Copy out all of the material, matching it word for word.

[Extracts from a graphics dataset]
──────
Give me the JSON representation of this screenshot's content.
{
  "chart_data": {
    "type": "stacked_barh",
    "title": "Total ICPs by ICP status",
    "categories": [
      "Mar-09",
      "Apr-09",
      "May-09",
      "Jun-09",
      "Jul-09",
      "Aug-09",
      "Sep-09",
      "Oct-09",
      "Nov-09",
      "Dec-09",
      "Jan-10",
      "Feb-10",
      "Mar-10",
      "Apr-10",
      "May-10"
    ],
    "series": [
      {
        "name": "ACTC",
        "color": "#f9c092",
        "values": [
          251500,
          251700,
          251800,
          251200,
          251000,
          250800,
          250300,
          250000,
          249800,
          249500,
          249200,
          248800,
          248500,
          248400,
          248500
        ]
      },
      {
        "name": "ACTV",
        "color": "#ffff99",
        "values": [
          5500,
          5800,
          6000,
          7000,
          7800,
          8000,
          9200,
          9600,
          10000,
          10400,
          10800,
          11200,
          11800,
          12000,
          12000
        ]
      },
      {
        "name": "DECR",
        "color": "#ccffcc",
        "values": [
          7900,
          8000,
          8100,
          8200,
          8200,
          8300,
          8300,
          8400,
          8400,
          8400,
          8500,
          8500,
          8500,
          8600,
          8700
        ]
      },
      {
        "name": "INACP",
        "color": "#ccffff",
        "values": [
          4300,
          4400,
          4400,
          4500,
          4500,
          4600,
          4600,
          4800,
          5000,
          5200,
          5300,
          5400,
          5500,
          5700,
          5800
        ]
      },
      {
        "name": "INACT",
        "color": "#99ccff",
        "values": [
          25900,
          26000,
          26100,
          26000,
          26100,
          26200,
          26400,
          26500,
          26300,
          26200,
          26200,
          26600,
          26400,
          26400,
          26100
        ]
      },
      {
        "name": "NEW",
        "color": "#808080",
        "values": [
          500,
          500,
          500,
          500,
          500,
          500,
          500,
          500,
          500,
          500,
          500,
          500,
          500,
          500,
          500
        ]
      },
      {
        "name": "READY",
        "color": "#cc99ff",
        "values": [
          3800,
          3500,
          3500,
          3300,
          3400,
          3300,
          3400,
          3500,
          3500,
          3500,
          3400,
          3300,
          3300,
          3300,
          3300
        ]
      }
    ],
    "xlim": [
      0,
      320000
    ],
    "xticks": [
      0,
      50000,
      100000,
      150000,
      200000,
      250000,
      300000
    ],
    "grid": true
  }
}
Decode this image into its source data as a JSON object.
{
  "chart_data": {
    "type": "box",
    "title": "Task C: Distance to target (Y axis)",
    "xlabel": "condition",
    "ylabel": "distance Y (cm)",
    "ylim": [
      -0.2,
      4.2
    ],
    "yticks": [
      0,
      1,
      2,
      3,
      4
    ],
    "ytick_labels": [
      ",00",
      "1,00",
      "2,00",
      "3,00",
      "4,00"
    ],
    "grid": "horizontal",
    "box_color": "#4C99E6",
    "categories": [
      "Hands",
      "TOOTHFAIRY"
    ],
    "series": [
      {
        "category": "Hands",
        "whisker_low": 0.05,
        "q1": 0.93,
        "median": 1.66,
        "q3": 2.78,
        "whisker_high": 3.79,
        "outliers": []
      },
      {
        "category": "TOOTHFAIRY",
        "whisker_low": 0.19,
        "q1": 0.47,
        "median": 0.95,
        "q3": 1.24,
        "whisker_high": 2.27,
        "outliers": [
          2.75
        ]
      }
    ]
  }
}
──────
Solution to this exercise:
Give me the JSON representation of this screenshot's content.
{
  "chart_data": {
    "type": "stacked_barh",
    "title": "Total ICPs by ICP status",
    "categories": [
      "Mar-09",
      "Apr-09",
      "May-09",
      "Jun-09",
      "Jul-09",
      "Aug-09",
      "Sep-09",
      "Oct-09",
      "Nov-09",
      "Dec-09",
      "Jan-10",
      "Feb-10",
      "Mar-10",
      "Apr-10",
      "May-10"
    ],
    "series": [
      {
        "name": "ACTC",
        "color": "#f9c092",
        "values": [
          251500,
          251700,
          251800,
          251200,
          251000,
          250800,
          250300,
          250000,
          249800,
          249500,
          249200,
          248800,
          248500,
          248400,
          248500
        ]
      },
      {
        "name": "ACTV",
        "color": "#ffff99",
        "values": [
          5500,
          5800,
          6000,
          7000,
          7800,
          8000,
          9200,
          9600,
          10000,
          10400,
          10800,
          11200,
          11800,
          12000,
          12000
        ]
      },
      {
        "name": "DECR",
        "color": "#ccffcc",
        "values": [
          7900,
          8000,
          8100,
          8200,
          8200,
          8300,
          8300,
          8400,
          8400,
          8400,
          8500,
          8500,
          8500,
          8600,
          8700
        ]
      },
      {
        "name": "INACP",
        "color": "#ccffff",
        "values": [
          4300,
          4400,
          4400,
          4500,
          4500,
          4600,
          4600,
          4800,
          5000,
          5200,
          5300,
          5400,
          5500,
          5700,
          5800
        ]
      },
      {
        "name": "INACT",
        "color": "#99ccff",
        "values": [
          25900,
          26000,
          26100,
          26000,
          26100,
          26200,
          26400,
          26500,
          26300,
          26200,
          26200,
          26600,
          26400,
          26400,
          26100
        ]
      },
      {
        "name": "NEW",
        "color": "#808080",
        "values": [
          500,
          500,
          500,
          500,
          500,
          500,
          500,
          500,
          500,
          500,
          500,
          500,
          500,
          500,
          500
        ]
      },
      {
        "name": "READY",
        "color": "#cc99ff",
        "values": [
          3800,
          3500,
          3500,
          3300,
          3400,
          3300,
          3400,
          3500,
          3500,
          3500,
          3400,
          3300,
          3300,
          3300,
          3300
        ]
      }
    ],
    "xlim": [
      0,
      320000
    ],
    "xticks": [
      0,
      50000,
      100000,
      150000,
      200000,
      250000,
      300000
    ],
    "grid": true
  }
}
Decode this image into its source data as a JSON object.
{
  "chart_data": {
    "type": "box",
    "title": "Task C: Distance to target (Y axis)",
    "xlabel": "condition",
    "ylabel": "distance Y (cm)",
    "ylim": [
      -0.2,
      4.2
    ],
    "yticks": [
      0,
      1,
      2,
      3,
      4
    ],
    "ytick_labels": [
      ",00",
      "1,00",
      "2,00",
      "3,00",
      "4,00"
    ],
    "grid": "horizontal",
    "box_color": "#4C99E6",
    "categories": [
      "Hands",
      "TOOTHFAIRY"
    ],
    "series": [
      {
        "category": "Hands",
        "whisker_low": 0.05,
        "q1": 0.93,
        "median": 1.66,
        "q3": 2.78,
        "whisker_high": 3.79,
        "outliers": []
      },
      {
        "category": "TOOTHFAIRY",
        "whisker_low": 0.19,
        "q1": 0.47,
        "median": 0.95,
        "q3": 1.24,
        "whisker_high": 2.27,
        "outliers": [
          2.75
        ]
      }
    ]
  }
}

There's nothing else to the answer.